## Exercise details
Reproduce all entries precisely, down to the last character.

## Data supplied
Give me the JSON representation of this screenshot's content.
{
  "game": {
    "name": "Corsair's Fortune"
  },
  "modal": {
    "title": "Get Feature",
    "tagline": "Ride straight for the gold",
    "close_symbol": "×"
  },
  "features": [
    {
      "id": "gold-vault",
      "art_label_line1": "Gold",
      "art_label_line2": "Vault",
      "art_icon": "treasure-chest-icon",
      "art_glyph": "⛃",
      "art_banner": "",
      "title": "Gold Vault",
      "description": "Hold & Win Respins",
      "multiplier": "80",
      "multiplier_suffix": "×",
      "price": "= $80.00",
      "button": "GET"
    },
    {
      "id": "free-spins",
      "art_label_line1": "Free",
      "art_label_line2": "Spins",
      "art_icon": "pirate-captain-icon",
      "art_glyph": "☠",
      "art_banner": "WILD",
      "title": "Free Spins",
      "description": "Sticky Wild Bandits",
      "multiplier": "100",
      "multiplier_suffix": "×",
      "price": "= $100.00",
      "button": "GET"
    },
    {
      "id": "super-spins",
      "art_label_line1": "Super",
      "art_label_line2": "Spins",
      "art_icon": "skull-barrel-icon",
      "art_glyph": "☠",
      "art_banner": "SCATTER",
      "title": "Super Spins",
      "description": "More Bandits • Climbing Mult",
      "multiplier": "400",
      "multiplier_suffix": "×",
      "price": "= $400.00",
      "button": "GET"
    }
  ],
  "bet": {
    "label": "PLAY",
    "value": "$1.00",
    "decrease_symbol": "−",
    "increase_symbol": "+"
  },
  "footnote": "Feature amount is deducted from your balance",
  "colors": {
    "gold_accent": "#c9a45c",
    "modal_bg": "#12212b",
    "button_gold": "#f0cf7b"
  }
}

## Solution for this exercise
Give me the JSON representation of this screenshot's content.
{
  "game": {
    "name": "Corsair's Fortune"
  },
  "modal": {
    "title": "Get Feature",
    "tagline": "Ride straight for the gold",
    "close_symbol": "×"
  },
  "features": [
    {
      "id": "gold-vault",
      "art_label_line1": "Gold",
      "art_label_line2": "Vault",
      "art_icon": "treasure-chest-icon",
      "art_glyph": "⛃",
      "art_banner": "",
      "title": "Gold Vault",
      "description": "Hold & Win Respins",
      "multiplier": "80",
      "multiplier_suffix": "×",
      "price": "= $80.00",
      "button": "GET"
    },
    {
      "id": "free-spins",
      "art_label_line1": "Free",
      "art_label_line2": "Spins",
      "art_icon": "pirate-captain-icon",
      "art_glyph": "☠",
      "art_banner": "WILD",
      "title": "Free Spins",
      "description": "Sticky Wild Bandits",
      "multiplier": "100",
      "multiplier_suffix": "×",
      "price": "= $100.00",
      "button": "GET"
    },
    {
      "id": "super-spins",
      "art_label_line1": "Super",
      "art_label_line2": "Spins",
      "art_icon": "skull-barrel-icon",
      "art_glyph": "☠",
      "art_banner": "SCATTER",
      "title": "Super Spins",
      "description": "More Bandits • Climbing Mult",
      "multiplier": "400",
      "multiplier_suffix": "×",
      "price": "= $400.00",
      "button": "GET"
    }
  ],
  "bet": {
    "label": "PLAY",
    "value": "$1.00",
    "decrease_symbol": "−",
    "increase_symbol": "+"
  },
  "footnote": "Feature amount is deducted from your balance",
  "colors": {
    "gold_accent": "#c9a45c",
    "modal_bg": "#12212b",
    "button_gold": "#f0cf7b"
  }
}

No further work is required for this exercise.